◆ **Written instruction**
Skip the pictures. Repeat everything else in the records word for word.

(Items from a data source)
>> START

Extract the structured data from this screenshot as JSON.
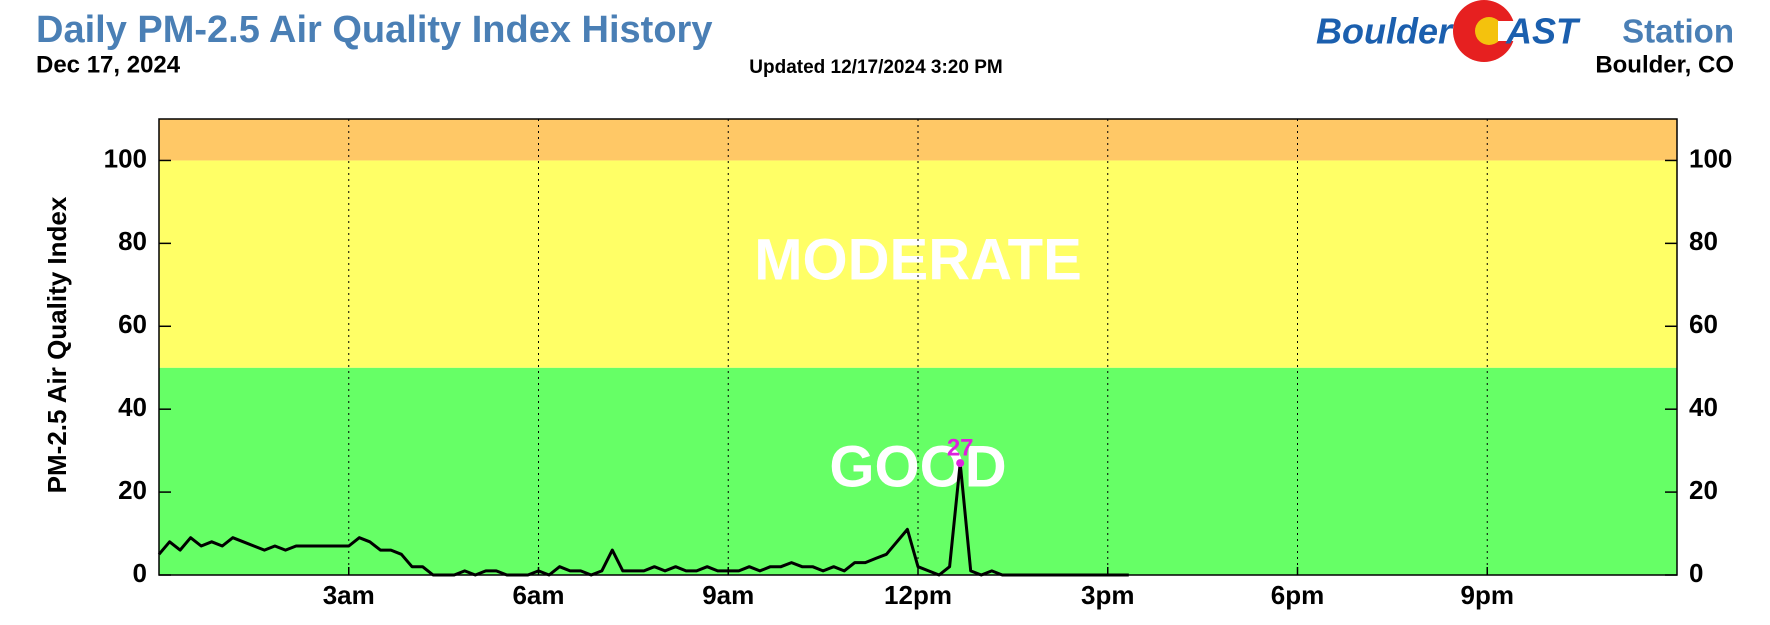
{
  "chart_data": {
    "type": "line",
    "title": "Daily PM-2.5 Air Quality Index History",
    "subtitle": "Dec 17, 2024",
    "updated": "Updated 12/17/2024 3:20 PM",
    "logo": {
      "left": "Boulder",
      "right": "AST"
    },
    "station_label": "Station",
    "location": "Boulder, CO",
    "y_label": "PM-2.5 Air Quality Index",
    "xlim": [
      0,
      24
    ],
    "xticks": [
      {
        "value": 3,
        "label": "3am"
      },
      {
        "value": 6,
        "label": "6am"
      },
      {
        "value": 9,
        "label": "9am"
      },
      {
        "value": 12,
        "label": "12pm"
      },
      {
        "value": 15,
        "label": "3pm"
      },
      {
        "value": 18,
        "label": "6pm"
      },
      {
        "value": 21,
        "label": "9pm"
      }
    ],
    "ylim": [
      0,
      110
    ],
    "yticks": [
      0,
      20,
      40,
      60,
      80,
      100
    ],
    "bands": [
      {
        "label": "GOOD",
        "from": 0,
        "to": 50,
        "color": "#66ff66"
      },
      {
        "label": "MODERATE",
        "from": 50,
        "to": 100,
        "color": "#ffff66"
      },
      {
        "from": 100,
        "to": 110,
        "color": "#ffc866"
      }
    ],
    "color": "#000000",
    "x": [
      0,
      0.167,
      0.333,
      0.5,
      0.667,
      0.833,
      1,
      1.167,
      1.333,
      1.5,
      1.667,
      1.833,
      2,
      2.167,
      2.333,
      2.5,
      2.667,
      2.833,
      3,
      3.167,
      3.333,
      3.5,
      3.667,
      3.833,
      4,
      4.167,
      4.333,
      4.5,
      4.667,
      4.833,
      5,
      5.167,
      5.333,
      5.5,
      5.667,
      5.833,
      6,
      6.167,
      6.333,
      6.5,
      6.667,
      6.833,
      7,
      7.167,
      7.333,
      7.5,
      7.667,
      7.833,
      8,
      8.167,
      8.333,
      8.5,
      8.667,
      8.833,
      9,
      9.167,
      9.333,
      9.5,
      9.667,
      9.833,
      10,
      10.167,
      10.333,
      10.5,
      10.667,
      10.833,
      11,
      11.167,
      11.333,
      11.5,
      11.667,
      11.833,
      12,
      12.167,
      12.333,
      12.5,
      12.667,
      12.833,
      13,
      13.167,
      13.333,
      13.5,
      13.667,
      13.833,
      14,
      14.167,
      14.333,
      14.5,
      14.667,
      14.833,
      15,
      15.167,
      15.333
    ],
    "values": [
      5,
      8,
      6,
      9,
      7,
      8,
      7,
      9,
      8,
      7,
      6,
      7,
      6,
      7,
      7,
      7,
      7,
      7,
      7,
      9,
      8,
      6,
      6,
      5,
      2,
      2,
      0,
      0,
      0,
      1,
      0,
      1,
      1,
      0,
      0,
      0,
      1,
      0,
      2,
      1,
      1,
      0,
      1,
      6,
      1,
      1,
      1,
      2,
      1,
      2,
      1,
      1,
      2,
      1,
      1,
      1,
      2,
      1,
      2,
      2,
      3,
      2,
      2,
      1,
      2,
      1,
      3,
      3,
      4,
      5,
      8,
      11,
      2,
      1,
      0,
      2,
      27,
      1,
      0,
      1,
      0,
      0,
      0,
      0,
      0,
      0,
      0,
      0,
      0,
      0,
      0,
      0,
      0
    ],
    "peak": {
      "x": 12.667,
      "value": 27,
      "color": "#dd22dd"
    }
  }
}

>> END

◆ **Expected output**
Extract the structured data from this screenshot as JSON.
{
  "chart_data": {
    "type": "line",
    "title": "Daily PM-2.5 Air Quality Index History",
    "subtitle": "Dec 17, 2024",
    "updated": "Updated 12/17/2024 3:20 PM",
    "logo": {
      "left": "Boulder",
      "right": "AST"
    },
    "station_label": "Station",
    "location": "Boulder, CO",
    "y_label": "PM-2.5 Air Quality Index",
    "xlim": [
      0,
      24
    ],
    "xticks": [
      {
        "value": 3,
        "label": "3am"
      },
      {
        "value": 6,
        "label": "6am"
      },
      {
        "value": 9,
        "label": "9am"
      },
      {
        "value": 12,
        "label": "12pm"
      },
      {
        "value": 15,
        "label": "3pm"
      },
      {
        "value": 18,
        "label": "6pm"
      },
      {
        "value": 21,
        "label": "9pm"
      }
    ],
    "ylim": [
      0,
      110
    ],
    "yticks": [
      0,
      20,
      40,
      60,
      80,
      100
    ],
    "bands": [
      {
        "label": "GOOD",
        "from": 0,
        "to": 50,
        "color": "#66ff66"
      },
      {
        "label": "MODERATE",
        "from": 50,
        "to": 100,
        "color": "#ffff66"
      },
      {
        "from": 100,
        "to": 110,
        "color": "#ffc866"
      }
    ],
    "color": "#000000",
    "x": [
      0,
      0.167,
      0.333,
      0.5,
      0.667,
      0.833,
      1,
      1.167,
      1.333,
      1.5,
      1.667,
      1.833,
      2,
      2.167,
      2.333,
      2.5,
      2.667,
      2.833,
      3,
      3.167,
      3.333,
      3.5,
      3.667,
      3.833,
      4,
      4.167,
      4.333,
      4.5,
      4.667,
      4.833,
      5,
      5.167,
      5.333,
      5.5,
      5.667,
      5.833,
      6,
      6.167,
      6.333,
      6.5,
      6.667,
      6.833,
      7,
      7.167,
      7.333,
      7.5,
      7.667,
      7.833,
      8,
      8.167,
      8.333,
      8.5,
      8.667,
      8.833,
      9,
      9.167,
      9.333,
      9.5,
      9.667,
      9.833,
      10,
      10.167,
      10.333,
      10.5,
      10.667,
      10.833,
      11,
      11.167,
      11.333,
      11.5,
      11.667,
      11.833,
      12,
      12.167,
      12.333,
      12.5,
      12.667,
      12.833,
      13,
      13.167,
      13.333,
      13.5,
      13.667,
      13.833,
      14,
      14.167,
      14.333,
      14.5,
      14.667,
      14.833,
      15,
      15.167,
      15.333
    ],
    "values": [
      5,
      8,
      6,
      9,
      7,
      8,
      7,
      9,
      8,
      7,
      6,
      7,
      6,
      7,
      7,
      7,
      7,
      7,
      7,
      9,
      8,
      6,
      6,
      5,
      2,
      2,
      0,
      0,
      0,
      1,
      0,
      1,
      1,
      0,
      0,
      0,
      1,
      0,
      2,
      1,
      1,
      0,
      1,
      6,
      1,
      1,
      1,
      2,
      1,
      2,
      1,
      1,
      2,
      1,
      1,
      1,
      2,
      1,
      2,
      2,
      3,
      2,
      2,
      1,
      2,
      1,
      3,
      3,
      4,
      5,
      8,
      11,
      2,
      1,
      0,
      2,
      27,
      1,
      0,
      1,
      0,
      0,
      0,
      0,
      0,
      0,
      0,
      0,
      0,
      0,
      0,
      0,
      0
    ],
    "peak": {
      "x": 12.667,
      "value": 27,
      "color": "#dd22dd"
    }
  }
}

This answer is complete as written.